Dataset –
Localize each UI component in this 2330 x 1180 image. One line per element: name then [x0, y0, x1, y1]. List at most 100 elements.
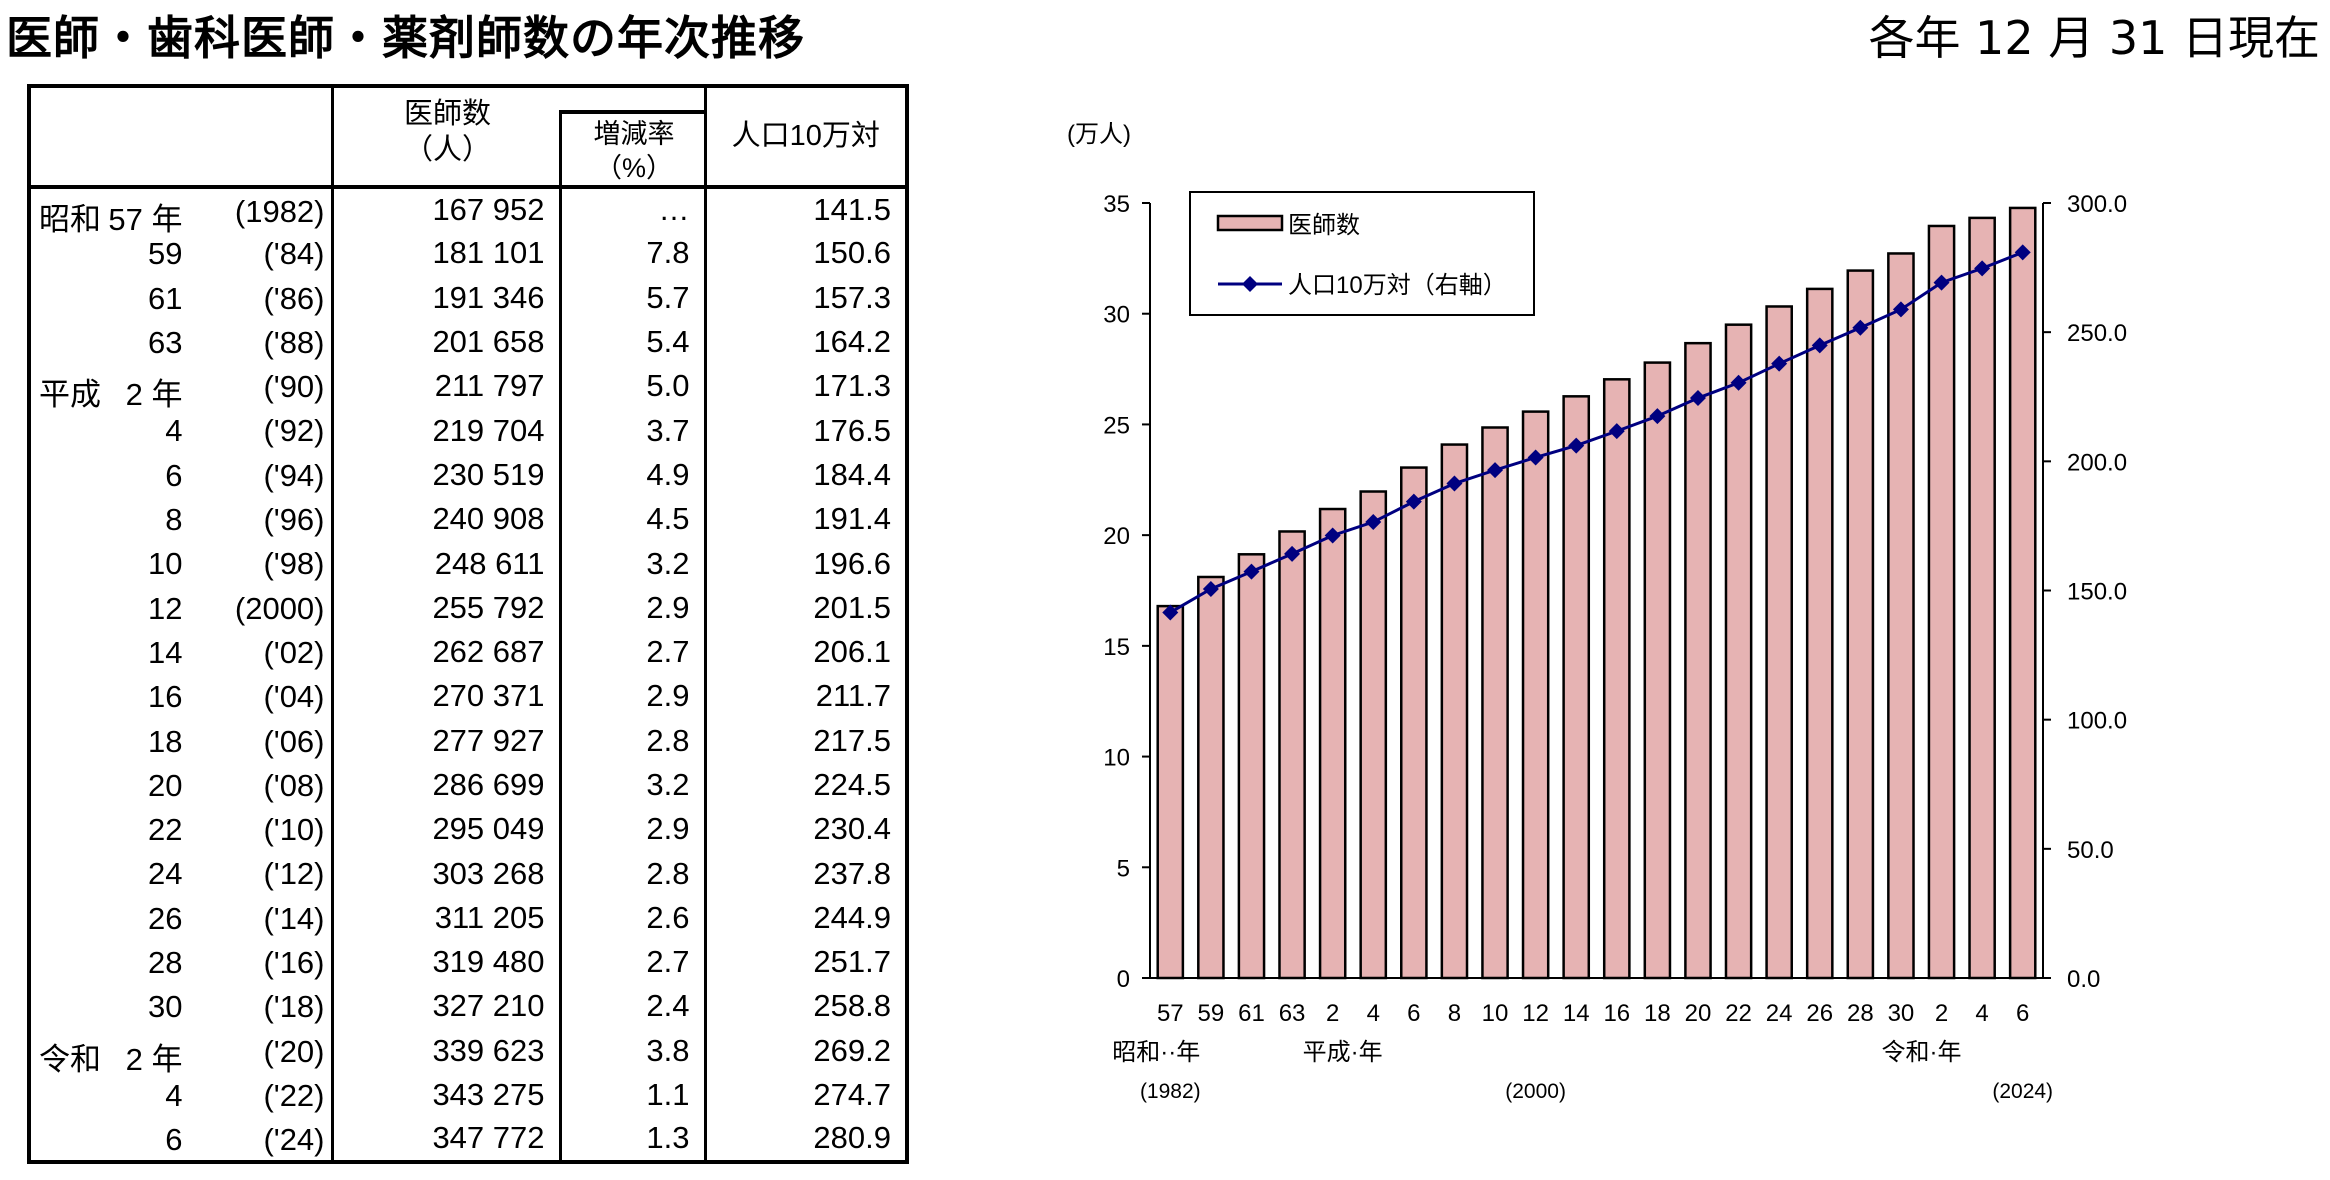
bar [1765, 305, 1793, 980]
right-tick-label: 300.0 [2067, 191, 2127, 218]
table-row: 28 ('16) 319 480 2.7 251.7 [27, 940, 909, 985]
era-year: 18 [148, 723, 183, 759]
era-year: 57 年 [108, 202, 183, 237]
year-cell: 28 ('16) [27, 940, 334, 985]
line-marker [1892, 301, 1909, 318]
year-cell: 8 ('96) [27, 497, 334, 542]
per100k-cell: 269.2 [703, 1028, 909, 1073]
era-year: 26 [148, 900, 183, 936]
era-year: 6 [165, 457, 183, 493]
table-row: 14 ('02) 262 687 2.7 206.1 [27, 629, 909, 675]
rate-cell: … [558, 187, 707, 232]
x-tick-label: 2 [1326, 1000, 1339, 1027]
era: 令和 [39, 1041, 101, 1077]
line-marker [1527, 449, 1544, 466]
bar [2008, 206, 2037, 980]
year-cell: 6 ('24) [27, 1117, 334, 1162]
rate-cell: 2.9 [558, 674, 707, 719]
bar [1724, 323, 1753, 980]
bar [1927, 224, 1956, 980]
western-year: ('86) [263, 280, 325, 316]
table-row: 59 ('84) 181 101 7.8 150.6 [27, 231, 909, 276]
count-cell: 311 205 [330, 895, 562, 941]
rate-cell: 2.7 [558, 629, 707, 675]
line-marker [1568, 437, 1585, 454]
page-title: 医師・歯科医師・薬剤師数の年次推移 [6, 11, 805, 65]
count-cell: 262 687 [330, 629, 562, 675]
per100k-cell: 206.1 [703, 629, 909, 675]
rate-cell: 7.8 [558, 231, 707, 276]
x-tick-label: 28 [1847, 1000, 1874, 1027]
rate-cell: 5.4 [558, 319, 707, 365]
table-row: 10 ('98) 248 611 3.2 196.6 [27, 541, 909, 586]
right-tick-label: 100.0 [2067, 708, 2127, 735]
count-cell: 277 927 [330, 718, 562, 763]
table-row: 平成 2 年 ('90) 211 797 5.0 171.3 [27, 364, 909, 412]
rate-cell: 2.9 [558, 585, 707, 630]
table-row: 昭和 57 年 (1982) 167 952 … 141.5 [27, 187, 909, 237]
x-tick-label: 4 [1975, 1000, 1988, 1027]
line-marker [1162, 604, 1179, 621]
per100k-cell: 176.5 [703, 408, 909, 453]
table-row: 18 ('06) 277 927 2.8 217.5 [27, 718, 909, 763]
header-count-label: 医師数 [403, 98, 491, 130]
per100k-cell: 280.9 [703, 1117, 909, 1162]
per100k-cell: 274.7 [703, 1072, 909, 1118]
x-tick-label: 14 [1563, 1000, 1590, 1027]
bar [1359, 490, 1388, 980]
era-year: 10 [148, 546, 183, 582]
era-year: 8 [165, 502, 183, 538]
line-marker [1852, 319, 1869, 336]
western-year: ('96) [263, 502, 325, 538]
western-year: ('18) [263, 989, 325, 1025]
x-tick-label: 22 [1725, 1000, 1752, 1027]
year-cell: 12 (2000) [27, 585, 334, 630]
bar [1643, 361, 1672, 980]
era-year: 4 [165, 413, 183, 449]
line-series [1169, 250, 2024, 614]
table-row: 6 ('94) 230 519 4.9 184.4 [27, 452, 909, 498]
count-cell: 347 772 [330, 1117, 562, 1162]
era-label: 平成·年 [1303, 1039, 1383, 1066]
x-tick-label: 24 [1766, 1000, 1793, 1027]
rate-cell: 2.4 [558, 984, 707, 1029]
western-year: ('94) [263, 457, 325, 493]
era-label: 令和·年 [1882, 1039, 1962, 1066]
x-tick-label: 2 [1935, 1000, 1948, 1027]
table-row: 12 (2000) 255 792 2.9 201.5 [27, 585, 909, 630]
era: 平成 [39, 377, 101, 413]
era-year: 2 年 [125, 1041, 183, 1077]
bar [1887, 252, 1915, 980]
rate-cell: 4.9 [558, 452, 707, 498]
per100k-cell: 171.3 [703, 364, 909, 409]
line-marker [1771, 355, 1788, 372]
table-row: 4 ('92) 219 704 3.7 176.5 [27, 408, 909, 453]
rate-cell: 2.8 [558, 718, 707, 763]
line-marker [1487, 462, 1504, 479]
rate-cell: 1.3 [558, 1117, 707, 1162]
era-year: 4 [165, 1077, 183, 1113]
line-marker [1933, 274, 1950, 291]
western-year: ('16) [263, 945, 325, 981]
year-cell: 6 ('94) [27, 452, 334, 498]
right-tick-label: 250.0 [2067, 320, 2127, 347]
per100k-cell: 224.5 [703, 762, 909, 808]
year-cell: 14 ('02) [27, 629, 334, 675]
line-marker [1243, 563, 1260, 580]
header-blank [27, 86, 334, 189]
era-year: 16 [148, 679, 183, 715]
doctors-table: 医師数 （人） 増減率 （%） 人口10万対 昭和 57 年 (1982) 167 … [27, 84, 909, 1164]
year-cell: 30 ('18) [27, 984, 334, 1029]
western-year: ('84) [263, 236, 325, 272]
count-cell: 167 952 [330, 187, 562, 232]
era-label: 昭和··年 [1112, 1039, 1200, 1066]
x-tick-label: 10 [1482, 1000, 1509, 1027]
year-cell: 4 ('92) [27, 408, 334, 453]
western-year: ('14) [263, 900, 325, 936]
year-label: (1982) [1140, 1080, 1201, 1103]
count-cell: 230 519 [330, 452, 562, 498]
western-year: ('22) [263, 1077, 325, 1113]
western-year: ('20) [263, 1033, 325, 1069]
era-year: 63 [148, 324, 183, 360]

Written request –
Rewrite every line of the rows above as a JSON list of strings, one string per line, with blank lines dropped. Leave the pictures out.

Finished answer –
[
  "Localize each UI component in this 2330 x 1180 image. One line per element: name then [x0, y0, x1, y1]. List at most 100 elements.",
  "bar [1765, 305, 1793, 980]",
  "right-tick-label: 300.0 [2067, 191, 2127, 218]",
  "table-row: 28 ('16) 319 480 2.7 251.7 [27, 940, 909, 985]",
  "era-year: 18 [148, 723, 183, 759]",
  "era-year: 57 年 [108, 202, 183, 237]",
  "year-cell: 28 ('16) [27, 940, 334, 985]",
  "line-marker [1892, 301, 1909, 318]",
  "year-cell: 8 ('96) [27, 497, 334, 542]",
  "per100k-cell: 269.2 [703, 1028, 909, 1073]",
  "era-year: 26 [148, 900, 183, 936]",
  "era-year: 6 [165, 457, 183, 493]",
  "table-row: 14 ('02) 262 687 2.7 206.1 [27, 629, 909, 675]",
  "rate-cell: … [558, 187, 707, 232]",
  "x-tick-label: 2 [1326, 1000, 1339, 1027]",
  "era: 令和 [39, 1041, 101, 1077]",
  "line-marker [1527, 449, 1544, 466]",
  "bar [2008, 206, 2037, 980]",
  "year-cell: 6 ('24) [27, 1117, 334, 1162]",
  "rate-cell: 2.9 [558, 674, 707, 719]",
  "bar [1724, 323, 1753, 980]",
  "bar [1927, 224, 1956, 980]",
  "western-year: ('86) [263, 280, 325, 316]",
  "table-row: 59 ('84) 181 101 7.8 150.6 [27, 231, 909, 276]",
  "count-cell: 311 205 [330, 895, 562, 941]",
  "rate-cell: 2.7 [558, 629, 707, 675]",
  "line-marker [1568, 437, 1585, 454]",
  "page-title: 医師・歯科医師・薬剤師数の年次推移 [6, 11, 805, 65]",
  "count-cell: 262 687 [330, 629, 562, 675]",
  "per100k-cell: 206.1 [703, 629, 909, 675]",
  "rate-cell: 7.8 [558, 231, 707, 276]",
  "x-tick-label: 28 [1847, 1000, 1874, 1027]",
  "rate-cell: 5.4 [558, 319, 707, 365]",
  "table-row: 10 ('98) 248 611 3.2 196.6 [27, 541, 909, 586]",
  "right-tick-label: 100.0 [2067, 708, 2127, 735]",
  "count-cell: 277 927 [330, 718, 562, 763]",
  "table-row: 平成 2 年 ('90) 211 797 5.0 171.3 [27, 364, 909, 412]",
  "rate-cell: 2.9 [558, 585, 707, 630]",
  "table-row: 昭和 57 年 (1982) 167 952 … 141.5 [27, 187, 909, 237]",
  "x-tick-label: 4 [1975, 1000, 1988, 1027]",
  "line-marker [1162, 604, 1179, 621]",
  "per100k-cell: 176.5 [703, 408, 909, 453]",
  "table-row: 18 ('06) 277 927 2.8 217.5 [27, 718, 909, 763]",
  "header-count-label: 医師数 [403, 98, 491, 130]",
  "per100k-cell: 280.9 [703, 1117, 909, 1162]",
  "per100k-cell: 274.7 [703, 1072, 909, 1118]",
  "x-tick-label: 14 [1563, 1000, 1590, 1027]",
  "bar [1359, 490, 1388, 980]",
  "era-year: 10 [148, 546, 183, 582]",
  "era-year: 8 [165, 502, 183, 538]",
  "line-marker [1852, 319, 1869, 336]",
  "western-year: ('96) [263, 502, 325, 538]",
  "western-year: ('18) [263, 989, 325, 1025]",
  "x-tick-label: 22 [1725, 1000, 1752, 1027]",
  "year-cell: 12 (2000) [27, 585, 334, 630]",
  "bar [1643, 361, 1672, 980]",
  "era-year: 4 [165, 413, 183, 449]",
  "line-series [1169, 250, 2024, 614]",
  "table-row: 6 ('94) 230 519 4.9 184.4 [27, 452, 909, 498]",
  "count-cell: 347 772 [330, 1117, 562, 1162]",
  "era-label: 平成·年 [1303, 1039, 1383, 1066]",
  "x-tick-label: 24 [1766, 1000, 1793, 1027]",
  "rate-cell: 2.4 [558, 984, 707, 1029]",
  "western-year: ('94) [263, 457, 325, 493]",
  "era-label: 令和·年 [1882, 1039, 1962, 1066]",
  "x-tick-label: 2 [1935, 1000, 1948, 1027]",
  "table-row: 12 (2000) 255 792 2.9 201.5 [27, 585, 909, 630]",
  "era: 平成 [39, 377, 101, 413]",
  "era-year: 2 年 [125, 1041, 183, 1077]",
  "bar [1887, 252, 1915, 980]",
  "rate-cell: 4.9 [558, 452, 707, 498]",
  "per100k-cell: 171.3 [703, 364, 909, 409]",
  "line-marker [1771, 355, 1788, 372]",
  "table-row: 4 ('92) 219 704 3.7 176.5 [27, 408, 909, 453]",
  "rate-cell: 2.8 [558, 718, 707, 763]",
  "line-marker [1487, 462, 1504, 479]",
  "rate-cell: 1.3 [558, 1117, 707, 1162]",
  "era-year: 4 [165, 1077, 183, 1113]",
  "line-marker [1933, 274, 1950, 291]",
  "western-year: ('16) [263, 945, 325, 981]",
  "year-cell: 6 ('94) [27, 452, 334, 498]",
  "right-tick-label: 250.0 [2067, 320, 2127, 347]",
  "per100k-cell: 224.5 [703, 762, 909, 808]",
  "year-cell: 14 ('02) [27, 629, 334, 675]",
  "line-marker [1243, 563, 1260, 580]",
  "header-blank [27, 86, 334, 189]",
  "era-year: 16 [148, 679, 183, 715]",
  "doctors-table: 医師数 （人） 増減率 （%） 人口10万対 昭和 57 年 (1982) 167 … [27, 84, 909, 1164]",
  "year-cell: 30 ('18) [27, 984, 334, 1029]",
  "western-year: ('84) [263, 236, 325, 272]",
  "count-cell: 167 952 [330, 187, 562, 232]",
  "era-label: 昭和··年 [1112, 1039, 1200, 1066]",
  "x-tick-label: 10 [1482, 1000, 1509, 1027]",
  "year-cell: 4 ('92) [27, 408, 334, 453]",
  "western-year: ('14) [263, 900, 325, 936]",
  "year-label: (1982) [1140, 1080, 1201, 1103]",
  "count-cell: 230 519 [330, 452, 562, 498]",
  "western-year: ('22) [263, 1077, 325, 1113]",
  "western-year: ('20) [263, 1033, 325, 1069]",
  "era-year: 63 [148, 324, 183, 360]"
]